**Directions for this task**
Reproduce every line in the listing that contains the word "Gott".

START Records shown

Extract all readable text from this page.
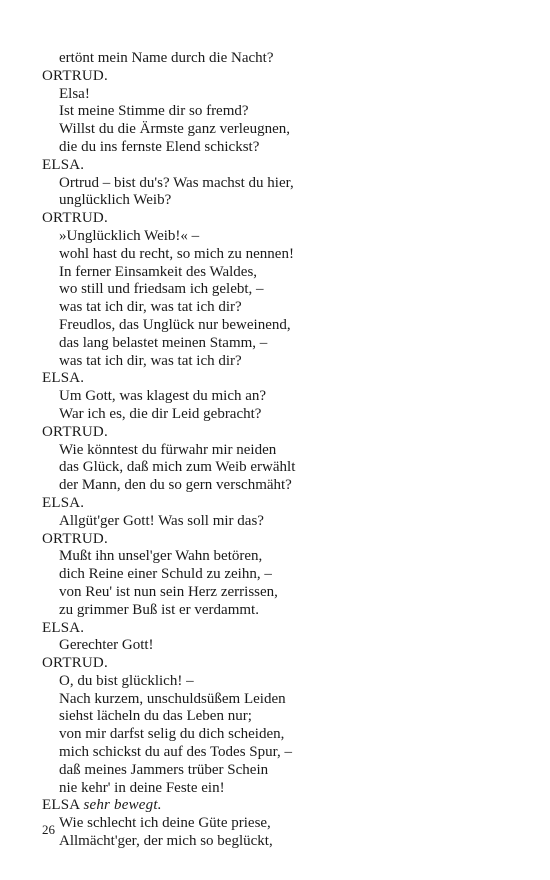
ertönt mein Name durch die Nacht?
ORTRUD.
Elsa!
Ist meine Stimme dir so fremd?
Willst du die Ärmste ganz verleugnen,
die du ins fernste Elend schickst?
ELSA.
Ortrud – bist du's? Was machst du hier,
unglücklich Weib?
ORTRUD.
»Unglücklich Weib!« –
wohl hast du recht, so mich zu nennen!
In ferner Einsamkeit des Waldes,
wo still und friedsam ich gelebt, –
was tat ich dir, was tat ich dir?
Freudlos, das Unglück nur beweinend,
das lang belastet meinen Stamm, –
was tat ich dir, was tat ich dir?
ELSA.
Um Gott, was klagest du mich an?
War ich es, die dir Leid gebracht?
ORTRUD.
Wie könntest du fürwahr mir neiden
das Glück, daß mich zum Weib erwählt
der Mann, den du so gern verschmäht?
ELSA.
Allgüt'ger Gott! Was soll mir das?
ORTRUD.
Mußt ihn unsel'ger Wahn betören,
dich Reine einer Schuld zu zeihn, –
von Reu' ist nun sein Herz zerrissen,
zu grimmer Buß ist er verdammt.
ELSA.
Gerechter Gott!
ORTRUD.
O, du bist glücklich! –
Nach kurzem, unschuldsüßem Leiden
siehst lächeln du das Leben nur;
von mir darfst selig du dich scheiden,
mich schickst du auf des Todes Spur, –
daß meines Jammers trüber Schein
nie kehr' in deine Feste ein!
ELSA sehr bewegt.
Wie schlecht ich deine Güte priese,
Allmächt'ger, der mich so beglückt,
26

END Records shown

**Response for this exercise**
Um Gott, was klagest du mich an?
Allgüt'ger Gott! Was soll mir das?
Gerechter Gott!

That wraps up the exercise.